[Records]
◆ ◆ ◆ ◆ ◆
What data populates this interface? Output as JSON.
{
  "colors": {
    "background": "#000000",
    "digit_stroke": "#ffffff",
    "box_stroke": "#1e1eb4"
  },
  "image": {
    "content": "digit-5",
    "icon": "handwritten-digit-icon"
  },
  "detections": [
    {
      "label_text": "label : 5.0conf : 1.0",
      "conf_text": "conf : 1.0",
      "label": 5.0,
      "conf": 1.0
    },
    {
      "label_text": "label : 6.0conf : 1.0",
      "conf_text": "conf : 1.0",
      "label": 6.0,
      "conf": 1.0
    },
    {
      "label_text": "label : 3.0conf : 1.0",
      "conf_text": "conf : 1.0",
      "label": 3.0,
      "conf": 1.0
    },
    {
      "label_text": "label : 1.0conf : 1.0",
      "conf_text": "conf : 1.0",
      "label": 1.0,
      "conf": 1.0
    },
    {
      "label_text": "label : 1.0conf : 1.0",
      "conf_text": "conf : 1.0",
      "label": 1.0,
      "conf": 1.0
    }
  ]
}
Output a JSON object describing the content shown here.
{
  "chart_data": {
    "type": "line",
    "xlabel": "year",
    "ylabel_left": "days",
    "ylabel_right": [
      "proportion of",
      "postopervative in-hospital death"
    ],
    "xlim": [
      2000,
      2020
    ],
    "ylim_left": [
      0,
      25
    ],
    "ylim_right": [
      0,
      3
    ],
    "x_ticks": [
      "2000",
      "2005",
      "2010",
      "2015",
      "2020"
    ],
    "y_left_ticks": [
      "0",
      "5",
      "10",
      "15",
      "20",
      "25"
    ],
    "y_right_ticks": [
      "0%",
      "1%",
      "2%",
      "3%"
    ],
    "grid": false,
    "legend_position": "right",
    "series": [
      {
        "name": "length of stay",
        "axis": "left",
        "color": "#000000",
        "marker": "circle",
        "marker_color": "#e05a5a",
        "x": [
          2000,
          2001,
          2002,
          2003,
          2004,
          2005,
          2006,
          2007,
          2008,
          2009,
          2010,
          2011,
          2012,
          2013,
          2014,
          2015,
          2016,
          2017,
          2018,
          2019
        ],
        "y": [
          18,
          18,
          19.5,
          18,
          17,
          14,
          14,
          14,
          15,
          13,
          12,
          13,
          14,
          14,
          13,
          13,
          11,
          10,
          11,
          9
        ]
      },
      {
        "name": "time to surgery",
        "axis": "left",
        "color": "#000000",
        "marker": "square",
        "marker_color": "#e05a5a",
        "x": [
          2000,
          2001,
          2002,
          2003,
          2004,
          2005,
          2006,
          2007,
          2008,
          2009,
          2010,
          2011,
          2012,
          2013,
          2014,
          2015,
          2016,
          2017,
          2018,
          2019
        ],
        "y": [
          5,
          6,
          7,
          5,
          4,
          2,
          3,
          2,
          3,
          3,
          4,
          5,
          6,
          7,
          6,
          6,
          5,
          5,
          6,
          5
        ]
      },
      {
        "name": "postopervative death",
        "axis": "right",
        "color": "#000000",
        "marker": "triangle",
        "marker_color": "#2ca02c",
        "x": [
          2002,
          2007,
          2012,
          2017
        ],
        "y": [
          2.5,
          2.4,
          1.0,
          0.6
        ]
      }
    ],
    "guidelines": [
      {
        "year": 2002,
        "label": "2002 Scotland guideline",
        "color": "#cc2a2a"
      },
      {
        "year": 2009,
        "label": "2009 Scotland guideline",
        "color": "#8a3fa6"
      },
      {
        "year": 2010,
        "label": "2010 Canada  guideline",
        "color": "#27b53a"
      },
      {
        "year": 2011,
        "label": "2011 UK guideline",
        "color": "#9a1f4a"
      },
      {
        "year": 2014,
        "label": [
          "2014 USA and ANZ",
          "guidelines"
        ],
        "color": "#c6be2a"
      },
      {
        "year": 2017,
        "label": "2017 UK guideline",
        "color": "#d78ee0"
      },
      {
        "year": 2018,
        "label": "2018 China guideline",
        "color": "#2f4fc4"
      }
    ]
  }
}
◆ ◆ ◆ ◆ ◆
Exercise
Retype every entry word for word.

Solution
What data populates this interface? Output as JSON.
{
  "colors": {
    "background": "#000000",
    "digit_stroke": "#ffffff",
    "box_stroke": "#1e1eb4"
  },
  "image": {
    "content": "digit-5",
    "icon": "handwritten-digit-icon"
  },
  "detections": [
    {
      "label_text": "label : 5.0conf : 1.0",
      "conf_text": "conf : 1.0",
      "label": 5.0,
      "conf": 1.0
    },
    {
      "label_text": "label : 6.0conf : 1.0",
      "conf_text": "conf : 1.0",
      "label": 6.0,
      "conf": 1.0
    },
    {
      "label_text": "label : 3.0conf : 1.0",
      "conf_text": "conf : 1.0",
      "label": 3.0,
      "conf": 1.0
    },
    {
      "label_text": "label : 1.0conf : 1.0",
      "conf_text": "conf : 1.0",
      "label": 1.0,
      "conf": 1.0
    },
    {
      "label_text": "label : 1.0conf : 1.0",
      "conf_text": "conf : 1.0",
      "label": 1.0,
      "conf": 1.0
    }
  ]
}
Output a JSON object describing the content shown here.
{
  "chart_data": {
    "type": "line",
    "xlabel": "year",
    "ylabel_left": "days",
    "ylabel_right": [
      "proportion of",
      "postopervative in-hospital death"
    ],
    "xlim": [
      2000,
      2020
    ],
    "ylim_left": [
      0,
      25
    ],
    "ylim_right": [
      0,
      3
    ],
    "x_ticks": [
      "2000",
      "2005",
      "2010",
      "2015",
      "2020"
    ],
    "y_left_ticks": [
      "0",
      "5",
      "10",
      "15",
      "20",
      "25"
    ],
    "y_right_ticks": [
      "0%",
      "1%",
      "2%",
      "3%"
    ],
    "grid": false,
    "legend_position": "right",
    "series": [
      {
        "name": "length of stay",
        "axis": "left",
        "color": "#000000",
        "marker": "circle",
        "marker_color": "#e05a5a",
        "x": [
          2000,
          2001,
          2002,
          2003,
          2004,
          2005,
          2006,
          2007,
          2008,
          2009,
          2010,
          2011,
          2012,
          2013,
          2014,
          2015,
          2016,
          2017,
          2018,
          2019
        ],
        "y": [
          18,
          18,
          19.5,
          18,
          17,
          14,
          14,
          14,
          15,
          13,
          12,
          13,
          14,
          14,
          13,
          13,
          11,
          10,
          11,
          9
        ]
      },
      {
        "name": "time to surgery",
        "axis": "left",
        "color": "#000000",
        "marker": "square",
        "marker_color": "#e05a5a",
        "x": [
          2000,
          2001,
          2002,
          2003,
          2004,
          2005,
          2006,
          2007,
          2008,
          2009,
          2010,
          2011,
          2012,
          2013,
          2014,
          2015,
          2016,
          2017,
          2018,
          2019
        ],
        "y": [
          5,
          6,
          7,
          5,
          4,
          2,
          3,
          2,
          3,
          3,
          4,
          5,
          6,
          7,
          6,
          6,
          5,
          5,
          6,
          5
        ]
      },
      {
        "name": "postopervative death",
        "axis": "right",
        "color": "#000000",
        "marker": "triangle",
        "marker_color": "#2ca02c",
        "x": [
          2002,
          2007,
          2012,
          2017
        ],
        "y": [
          2.5,
          2.4,
          1.0,
          0.6
        ]
      }
    ],
    "guidelines": [
      {
        "year": 2002,
        "label": "2002 Scotland guideline",
        "color": "#cc2a2a"
      },
      {
        "year": 2009,
        "label": "2009 Scotland guideline",
        "color": "#8a3fa6"
      },
      {
        "year": 2010,
        "label": "2010 Canada  guideline",
        "color": "#27b53a"
      },
      {
        "year": 2011,
        "label": "2011 UK guideline",
        "color": "#9a1f4a"
      },
      {
        "year": 2014,
        "label": [
          "2014 USA and ANZ",
          "guidelines"
        ],
        "color": "#c6be2a"
      },
      {
        "year": 2017,
        "label": "2017 UK guideline",
        "color": "#d78ee0"
      },
      {
        "year": 2018,
        "label": "2018 China guideline",
        "color": "#2f4fc4"
      }
    ]
  }
}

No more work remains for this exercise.